▶ EXERCISE GOAL
Go through the lines below and copy each one that holds the string "subtitle".
# # # # #
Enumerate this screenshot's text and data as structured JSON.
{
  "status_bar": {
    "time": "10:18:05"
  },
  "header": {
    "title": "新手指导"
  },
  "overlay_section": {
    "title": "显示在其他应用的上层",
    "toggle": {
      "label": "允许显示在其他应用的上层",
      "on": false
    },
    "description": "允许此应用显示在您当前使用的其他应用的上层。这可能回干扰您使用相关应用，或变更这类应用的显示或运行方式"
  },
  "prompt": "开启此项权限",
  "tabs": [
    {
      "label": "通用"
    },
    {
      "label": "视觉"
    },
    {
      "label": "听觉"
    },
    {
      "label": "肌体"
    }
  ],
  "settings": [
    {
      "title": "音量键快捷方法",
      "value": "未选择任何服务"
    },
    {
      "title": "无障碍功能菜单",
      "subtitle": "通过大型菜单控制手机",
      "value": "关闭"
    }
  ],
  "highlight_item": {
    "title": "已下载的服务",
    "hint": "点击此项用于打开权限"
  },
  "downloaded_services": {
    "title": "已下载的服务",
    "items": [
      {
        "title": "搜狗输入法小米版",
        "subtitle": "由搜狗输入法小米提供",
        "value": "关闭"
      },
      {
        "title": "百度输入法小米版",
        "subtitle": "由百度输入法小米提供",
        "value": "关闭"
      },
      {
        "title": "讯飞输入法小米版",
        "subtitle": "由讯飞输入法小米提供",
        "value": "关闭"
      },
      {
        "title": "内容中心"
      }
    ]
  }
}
# # # # #
▶ TASK ANSWER
      "subtitle": "通过大型菜单控制手机",
        "subtitle": "由搜狗输入法小米提供",
        "subtitle": "由百度输入法小米提供",
        "subtitle": "由讯飞输入法小米提供",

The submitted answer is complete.